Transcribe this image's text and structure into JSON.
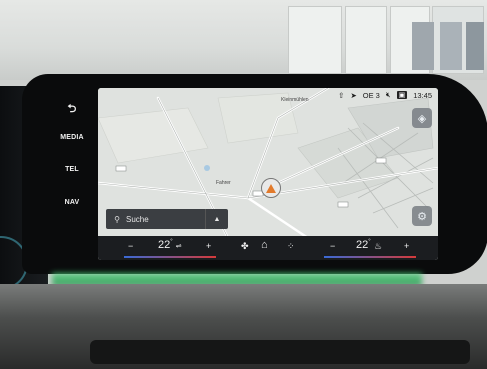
{
  "side_buttons": {
    "back_label": "⮌",
    "media_label": "MEDIA",
    "tel_label": "TEL",
    "nav_label": "NAV"
  },
  "status_bar": {
    "location": "OE 3",
    "time": "13:45"
  },
  "map": {
    "labels": [
      "Kleinmühlen",
      "Fahrer"
    ]
  },
  "search": {
    "label": "Suche",
    "expand_icon": "▲"
  },
  "climate": {
    "left_minus": "−",
    "left_temp": "22",
    "left_temp_unit": "°",
    "left_plus": "+",
    "right_minus": "−",
    "right_temp": "22",
    "right_temp_unit": "°",
    "right_plus": "+",
    "fan_icon": "fan-icon",
    "home_icon": "home-icon",
    "apps_icon": "apps-icon"
  },
  "colors": {
    "screen_bg": "#dde0dd",
    "climate_bg": "#1b1d20",
    "route_orange": "#e27a2c",
    "ambient_green": "#4ad07a"
  }
}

^^^^^^^^^^^^^^^^

Omit the pictures and give the material again, exactly and in full.

* [RESPONSE TO THE TASK]:
Transcribe this image's text and structure into JSON.
{
  "side_buttons": {
    "back_label": "⮌",
    "media_label": "MEDIA",
    "tel_label": "TEL",
    "nav_label": "NAV"
  },
  "status_bar": {
    "location": "OE 3",
    "time": "13:45"
  },
  "map": {
    "labels": [
      "Kleinmühlen",
      "Fahrer"
    ]
  },
  "search": {
    "label": "Suche",
    "expand_icon": "▲"
  },
  "climate": {
    "left_minus": "−",
    "left_temp": "22",
    "left_temp_unit": "°",
    "left_plus": "+",
    "right_minus": "−",
    "right_temp": "22",
    "right_temp_unit": "°",
    "right_plus": "+",
    "fan_icon": "fan-icon",
    "home_icon": "home-icon",
    "apps_icon": "apps-icon"
  },
  "colors": {
    "screen_bg": "#dde0dd",
    "climate_bg": "#1b1d20",
    "route_orange": "#e27a2c",
    "ambient_green": "#4ad07a"
  }
}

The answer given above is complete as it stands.